* [AIM OF THE EXERCISE]:
Copy all of the material below exactly.

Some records

● ● ● ● ●

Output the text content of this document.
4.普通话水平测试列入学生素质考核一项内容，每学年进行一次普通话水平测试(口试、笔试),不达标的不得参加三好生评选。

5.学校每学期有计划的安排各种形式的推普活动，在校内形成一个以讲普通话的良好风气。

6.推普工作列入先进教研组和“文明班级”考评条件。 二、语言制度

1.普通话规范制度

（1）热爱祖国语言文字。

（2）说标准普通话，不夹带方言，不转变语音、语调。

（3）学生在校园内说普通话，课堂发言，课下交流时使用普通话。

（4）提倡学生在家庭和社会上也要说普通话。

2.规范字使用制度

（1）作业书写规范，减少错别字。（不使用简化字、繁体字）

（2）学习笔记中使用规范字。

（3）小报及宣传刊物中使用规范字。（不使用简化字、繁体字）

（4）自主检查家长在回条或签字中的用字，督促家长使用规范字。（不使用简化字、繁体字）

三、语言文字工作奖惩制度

● ● ● ● ●

* [FINISHED EXERCISE]:
Output the text content of this document.
4.普通话水平测试列入学生素质考核一项内容，每学年进行一次普通话水平测试(口试、笔试),不达标的不得参加三好生评选。

5.学校每学期有计划的安排各种形式的推普活动，在校内形成一个以讲普通话的良好风气。

6.推普工作列入先进教研组和“文明班级”考评条件。 二、语言制度

1.普通话规范制度

（1）热爱祖国语言文字。

（2）说标准普通话，不夹带方言，不转变语音、语调。

（3）学生在校园内说普通话，课堂发言，课下交流时使用普通话。

（4）提倡学生在家庭和社会上也要说普通话。

2.规范字使用制度

（1）作业书写规范，减少错别字。（不使用简化字、繁体字）

（2）学习笔记中使用规范字。

（3）小报及宣传刊物中使用规范字。（不使用简化字、繁体字）

（4）自主检查家长在回条或签字中的用字，督促家长使用规范字。（不使用简化字、繁体字）

三、语言文字工作奖惩制度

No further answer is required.